BEGIN Excerpted passage

Jasper, Texas: The Hidden Half of a Small Texas Town

Parade, 1950s

J.H. Rowe High School Marching Band Led by Annie Clyde Dacus, ca. 1958-59

Jesse Brook (Second From Left) and Others Dancing, 1950s

Wedding Preparations, Bonnie Mitchell and Her Sister Ida Mae Mitchell, 1957

James Byrd Jr. (central portrait), 1967 Graduate of J. H. Rowe High School

Jasper, Texas: The Hidden Half of a Small Texas Town

In 1998, the small East Texas town of Jasper was shaken by the brutal, racially motivated killing of a forty-nine-year old African American named James Byrd Jr. The international coverage of that traumatic race-crime did not, for the most part, reveal the stark past and complicated social life of this historically segregated community. For example, little notice was paid to the photographs of Alonzo Jordan (1903-1984), a local photographer who had made Byrd’s high school graduation portrait, and who had worked for more than forty years to document African Americans in Jasper and in the surrounding rural areas. Jordan’s photographs are the subject of an exhibition, Jasper, Texas: The Community Photographs of Alonzo Jordan, presently on view at The International Center of Photography in New York City from January 21 to May 8, 2011.

END Excerpted passage
BEGIN Rows

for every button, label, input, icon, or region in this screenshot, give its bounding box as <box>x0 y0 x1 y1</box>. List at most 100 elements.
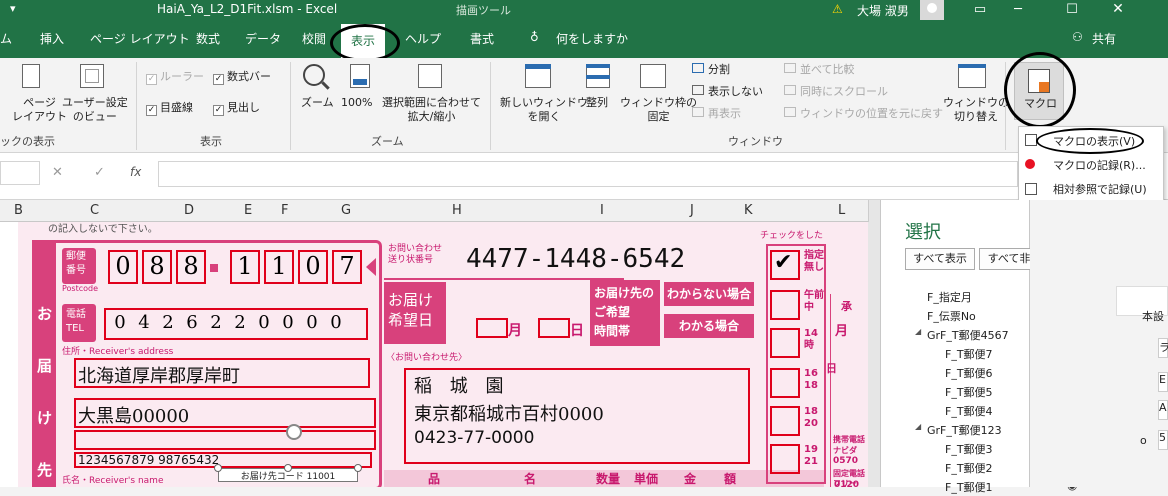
selection-item-label: F_T郵便4 <box>945 405 993 418</box>
tell-me-box[interactable]: 何をしますか <box>556 30 628 47</box>
column-header[interactable]: I <box>600 203 604 218</box>
format-field-1[interactable]: ラ <box>1158 338 1168 358</box>
formula-bar-checkbox[interactable]: ✓ 数式バー <box>213 70 271 85</box>
time-slot-checkbox[interactable] <box>770 406 800 436</box>
column-header[interactable]: F <box>281 203 288 218</box>
delivery-slip-image: の記入しないで下さい。 お届け先 郵便 番号 Postcode 0 8 8 1 … <box>18 222 868 487</box>
enter-icon[interactable]: ✓ <box>94 165 114 180</box>
address-field-3[interactable] <box>74 430 376 450</box>
tab-format[interactable]: 書式 <box>470 30 494 47</box>
switch-windows-icon <box>958 64 986 88</box>
column-header[interactable]: D <box>184 203 194 218</box>
user-name[interactable]: 大場 淑男 <box>857 2 909 19</box>
selection-item-label: F_T郵便6 <box>945 367 993 380</box>
delivery-day-field[interactable] <box>538 318 570 338</box>
format-pane-label: 本設 <box>1142 310 1164 323</box>
tab-page-layout[interactable]: ページ レイアウト <box>90 30 190 47</box>
split-button[interactable]: 分割 <box>692 63 730 77</box>
ribbon-tabs: ム 挿入 ページ レイアウト 数式 データ 校閲 表示 ヘルプ 書式 ♁ 何をし… <box>0 20 1168 58</box>
column-header[interactable]: H <box>452 203 462 218</box>
close-icon[interactable]: ✕ <box>1100 0 1136 20</box>
sync-scroll-button[interactable]: 同時にスクロール <box>784 85 888 99</box>
freeze-panes-button[interactable]: ウィンドウ枠の 固定 <box>620 96 697 124</box>
highlight-ellipse-macros <box>1004 52 1076 128</box>
zoom-selection-button[interactable]: 選択範囲に合わせて 拡大/縮小 <box>382 96 481 124</box>
formula-bar: ✕ ✓ fx <box>0 153 1168 200</box>
share-icon: ⚇ <box>1072 30 1083 44</box>
arrange-button[interactable]: 整列 <box>586 96 608 110</box>
time-slot-checkbox[interactable] <box>770 444 800 474</box>
fx-icon[interactable]: fx <box>130 165 150 179</box>
column-header[interactable]: G <box>341 203 351 218</box>
time-slot-checkbox[interactable] <box>770 290 800 320</box>
resize-handle[interactable] <box>354 464 362 472</box>
unhide-button[interactable]: 再表示 <box>692 107 741 121</box>
format-field-2[interactable]: E <box>1158 372 1168 392</box>
qat-dropdown-icon[interactable]: ▾ <box>10 2 16 15</box>
resize-handle[interactable] <box>284 464 292 472</box>
expand-collapse-icon[interactable]: ◢ <box>915 327 921 336</box>
column-header[interactable]: K <box>744 203 753 218</box>
ribbon-display-icon[interactable]: ▭ <box>962 0 998 20</box>
selection-item-label: F_T郵便1 <box>945 481 993 494</box>
time-slot-label: 18 20 <box>804 406 818 429</box>
delivery-month-field[interactable] <box>476 318 508 338</box>
lightbulb-icon: ♁ <box>530 30 539 44</box>
time-label-box: お届け先の ご希望 時間帯 <box>590 280 660 346</box>
show-all-button[interactable]: すべて表示 <box>905 248 975 270</box>
warning-icon[interactable]: ⚠ <box>832 2 843 16</box>
highlight-ellipse-view-tab <box>330 24 400 62</box>
zoom-button[interactable]: ズーム <box>301 96 334 110</box>
side-by-side-button[interactable]: 並べて比較 <box>784 63 855 77</box>
vertical-scrollbar[interactable] <box>868 200 880 222</box>
share-button[interactable]: 共有 <box>1092 30 1116 47</box>
format-field-3[interactable]: A <box>1158 400 1168 420</box>
address-label: 住所・Receiver's address <box>62 347 174 357</box>
time-slot-checkbox[interactable] <box>770 328 800 358</box>
tab-review[interactable]: 校閲 <box>302 30 326 47</box>
cancel-icon[interactable]: ✕ <box>52 165 80 180</box>
address-line-1: 北海道厚岸郡厚岸町 <box>78 366 240 387</box>
resize-handle[interactable] <box>214 464 222 472</box>
headings-checkbox[interactable]: ✓ 見出し <box>213 101 260 116</box>
context-tool-label: 描画ツール <box>456 4 511 17</box>
hide-button[interactable]: 表示しない <box>692 85 763 99</box>
selection-item-label: F_T郵便2 <box>945 462 993 475</box>
zoom-selection-icon <box>418 64 442 88</box>
minimize-icon[interactable]: ─ <box>1000 0 1036 20</box>
format-field-4-label: o <box>1140 434 1147 447</box>
new-window-button[interactable]: 新しいウィンドウ を開く <box>500 96 588 124</box>
relative-ref-item[interactable]: 相対参照で記録(U) <box>1053 181 1147 197</box>
column-header[interactable]: C <box>90 203 99 218</box>
reset-position-button[interactable]: ウィンドウの位置を元に戻す <box>784 107 943 121</box>
selection-item-label: F_T郵便5 <box>945 386 993 399</box>
expand-collapse-icon[interactable]: ◢ <box>915 422 921 431</box>
worksheet-area[interactable]: の記入しないで下さい。 お届け先 郵便 番号 Postcode 0 8 8 1 … <box>0 222 880 487</box>
format-field-4[interactable]: 5 <box>1158 430 1168 450</box>
formula-input[interactable] <box>158 161 1018 187</box>
custom-view-button[interactable]: ユーザー設定 のビュー <box>62 96 128 124</box>
record-macro-item[interactable]: マクロの記録(R)... <box>1053 157 1146 173</box>
restore-icon[interactable]: ☐ <box>1054 0 1090 20</box>
gridlines-checkbox[interactable]: ✓ 目盛線 <box>146 101 193 116</box>
vertical-scrollbar-track[interactable] <box>868 222 880 487</box>
avatar[interactable] <box>920 0 944 20</box>
switch-windows-button[interactable]: ウィンドウの 切り替え <box>943 96 1009 124</box>
zoom-100-button[interactable]: 100% <box>341 96 372 110</box>
ruler-checkbox[interactable]: ✓ ルーラー <box>146 70 204 85</box>
column-header[interactable]: J <box>690 203 694 218</box>
tab-home[interactable]: ム <box>0 30 12 47</box>
tab-help[interactable]: ヘルプ <box>405 30 441 47</box>
time-slot-checkbox[interactable] <box>770 368 800 398</box>
tab-data[interactable]: データ <box>245 30 281 47</box>
tel-digit: 2 <box>210 312 222 333</box>
column-header[interactable]: B <box>14 203 23 218</box>
column-header[interactable]: L <box>838 203 845 218</box>
name-box[interactable] <box>0 161 40 185</box>
rotate-handle-icon[interactable] <box>286 424 302 440</box>
column-header[interactable]: E <box>244 203 252 218</box>
page-layout-button[interactable]: ページ レイアウト <box>12 96 67 124</box>
tab-insert[interactable]: 挿入 <box>40 30 64 47</box>
zoom-100-icon <box>350 64 370 88</box>
tab-formulas[interactable]: 数式 <box>196 30 220 47</box>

END Rows

Brief — Rewrite the Jasper passage, starting with "In 1998, the" and going on through "May 8, 2011.", using "devastating" in place of "traumatic".

Expected answer —
In 1998, the small East Texas town of Jasper was shaken by the brutal, racially motivated killing of a forty-nine-year old African American named James Byrd Jr. The international coverage of that devastating race-crime did not, for the most part, reveal the stark past and complicated social life of this historically segregated community. For example, little notice was paid to the photographs of Alonzo Jordan (1903-1984), a local photographer who had made Byrd’s high school graduation portrait, and who had worked for more than forty years to document African Americans in Jasper and in the surrounding rural areas. Jordan’s photographs are the subject of an exhibition, Jasper, Texas: The Community Photographs of Alonzo Jordan, presently on view at The International Center of Photography in New York City from January 21 to May 8, 2011.